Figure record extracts
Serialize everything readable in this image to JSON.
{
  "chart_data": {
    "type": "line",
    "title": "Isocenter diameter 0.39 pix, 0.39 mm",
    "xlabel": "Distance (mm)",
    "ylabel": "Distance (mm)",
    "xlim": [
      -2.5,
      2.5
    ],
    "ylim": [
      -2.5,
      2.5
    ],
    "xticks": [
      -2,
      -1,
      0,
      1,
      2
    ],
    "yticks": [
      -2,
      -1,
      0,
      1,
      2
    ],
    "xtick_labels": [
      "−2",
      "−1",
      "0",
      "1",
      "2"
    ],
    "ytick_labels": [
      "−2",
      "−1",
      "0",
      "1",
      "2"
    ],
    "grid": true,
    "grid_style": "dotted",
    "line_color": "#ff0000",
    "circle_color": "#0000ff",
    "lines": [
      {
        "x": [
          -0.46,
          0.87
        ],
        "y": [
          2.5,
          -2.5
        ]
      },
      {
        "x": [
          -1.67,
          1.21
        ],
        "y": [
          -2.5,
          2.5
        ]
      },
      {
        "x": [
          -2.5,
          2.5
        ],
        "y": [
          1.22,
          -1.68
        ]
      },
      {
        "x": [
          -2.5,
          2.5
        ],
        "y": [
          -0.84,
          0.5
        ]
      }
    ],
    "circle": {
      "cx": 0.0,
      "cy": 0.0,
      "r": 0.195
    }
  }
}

Aim of the task: Working from the listing above, pick out every line that has "Distance" and copy it.

Right answer:
    "xlabel": "Distance (mm)",
    "ylabel": "Distance (mm)",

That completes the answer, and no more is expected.